The request:
List each line in which the string "Shortly" appears.

● ● ● ● ● ● ●

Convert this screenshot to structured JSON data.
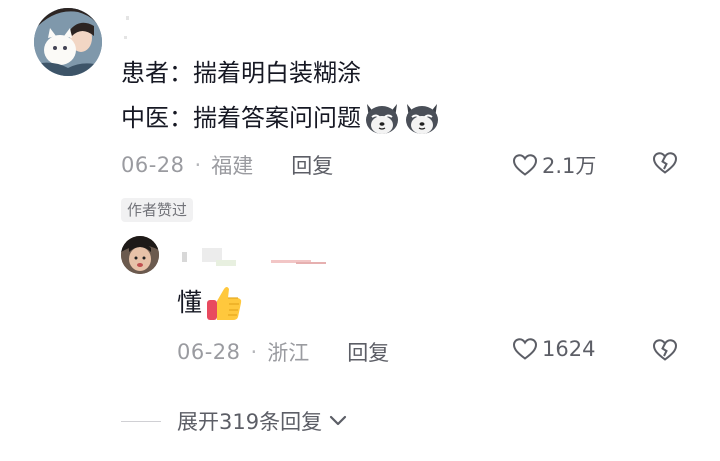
{
  "comment": {
    "line1": "患者：揣着明白装糊涂",
    "line2": "中医：揣着答案问问题",
    "date": "06-28",
    "location": "福建",
    "reply_label": "回复",
    "like_count": "2.1万",
    "author_badge": "作者赞过",
    "emoji": "husky-dog-emoji"
  },
  "reply": {
    "text": "懂",
    "date": "06-28",
    "location": "浙江",
    "reply_label": "回复",
    "like_count": "1624",
    "emoji": "thumbs-up-emoji"
  },
  "expand": {
    "label": "展开319条回复"
  },
  "colors": {
    "text": "#161823",
    "meta": "#9a9ba0",
    "action": "#5c5e66",
    "badge_bg": "#f1f1f2"
  }
}
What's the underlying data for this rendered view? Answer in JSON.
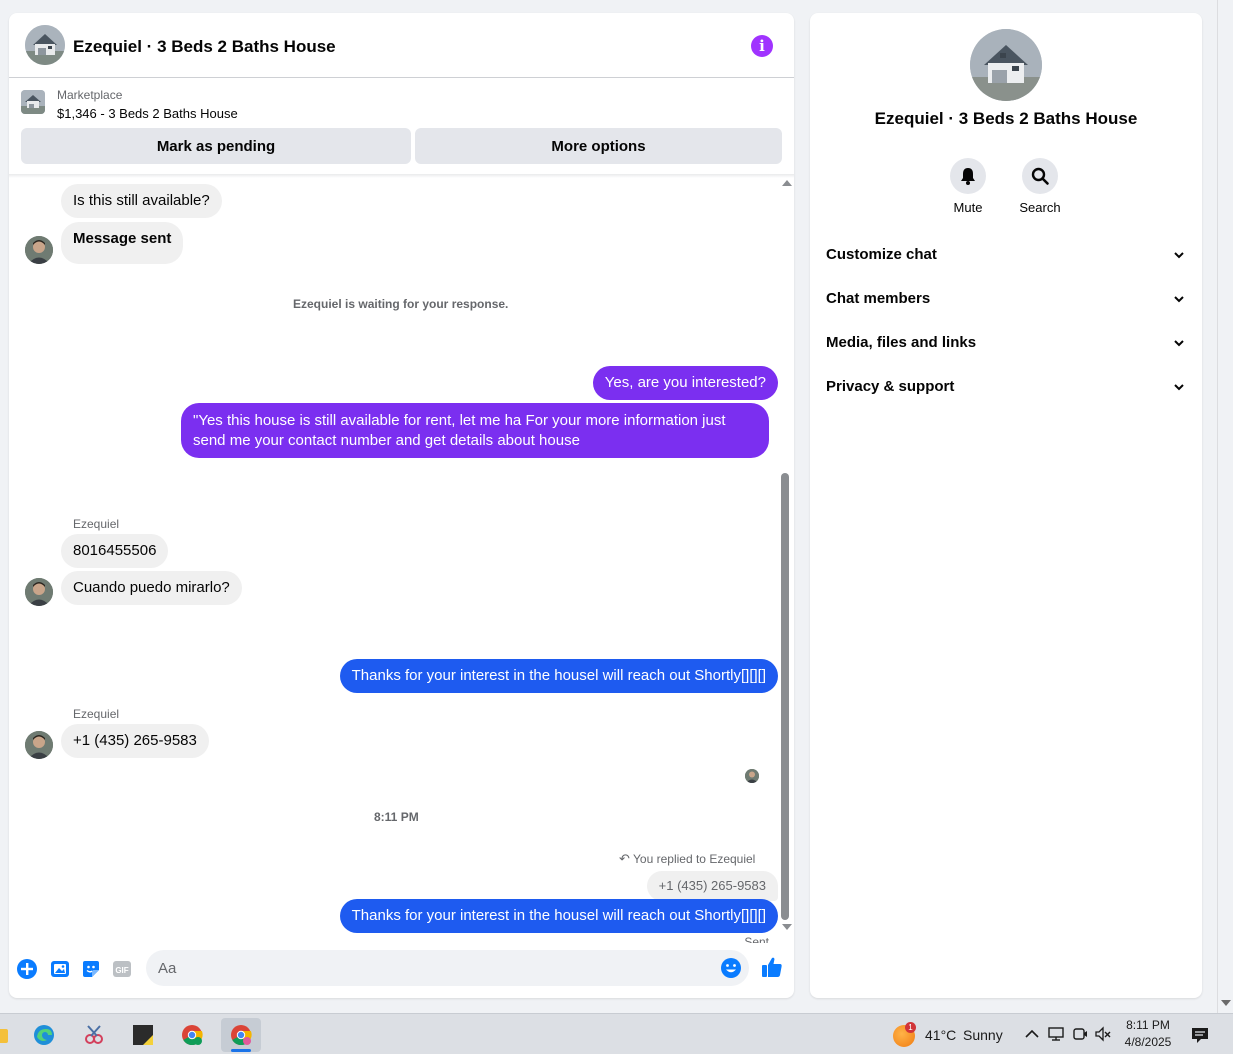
{
  "header": {
    "title": "Ezequiel · 3 Beds 2 Baths House",
    "info_icon": "info-icon",
    "accent_color": "#a033ff"
  },
  "listing": {
    "label": "Marketplace",
    "item": "$1,346 - 3 Beds 2 Baths House",
    "mark_pending": "Mark as pending",
    "more_options": "More options"
  },
  "messages": {
    "m1": "Is this still available?",
    "m2": "Message sent",
    "waiting": "Ezequiel is waiting for your response.",
    "m3": "Yes, are you interested?",
    "m4_line1": "\"Yes this house is still available for rent, let me ha For  your  more  information  just",
    "m4_line2": "send  me   your  contact  number  and get details about house",
    "sender1": "Ezequiel",
    "m5": "8016455506",
    "m6": "Cuando puedo mirarlo?",
    "m7": "Thanks for your interest in the housel will reach out Shortly[][][]",
    "sender2": "Ezequiel",
    "m8": "+1 (435) 265-9583",
    "timestamp": "8:11 PM",
    "reply_note": "You replied to Ezequiel",
    "quoted": "+1 (435) 265-9583",
    "m9": "Thanks for your interest in the housel will reach out Shortly[][][]",
    "status": "Sent"
  },
  "composer": {
    "placeholder": "Aa",
    "value": ""
  },
  "info_panel": {
    "title": "Ezequiel · 3 Beds 2 Baths House",
    "mute_label": "Mute",
    "search_label": "Search",
    "sections": [
      {
        "label": "Customize chat"
      },
      {
        "label": "Chat members"
      },
      {
        "label": "Media, files and links"
      },
      {
        "label": "Privacy & support"
      }
    ]
  },
  "taskbar": {
    "temperature": "41°C",
    "condition": "Sunny",
    "weather_badge": "1",
    "time": "8:11 PM",
    "date": "4/8/2025"
  },
  "colors": {
    "outgoing_purple": "#7b2ff0",
    "outgoing_blue": "#1e5bf0",
    "incoming_bg": "#f0f0f0",
    "messenger_blue": "#0a7cff"
  }
}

● ● ● ● ● ● ●

Output for this exercise:
    "m7": "Thanks for your interest in the housel will reach out Shortly[][][]",
    "m9": "Thanks for your interest in the housel will reach out Shortly[][][]",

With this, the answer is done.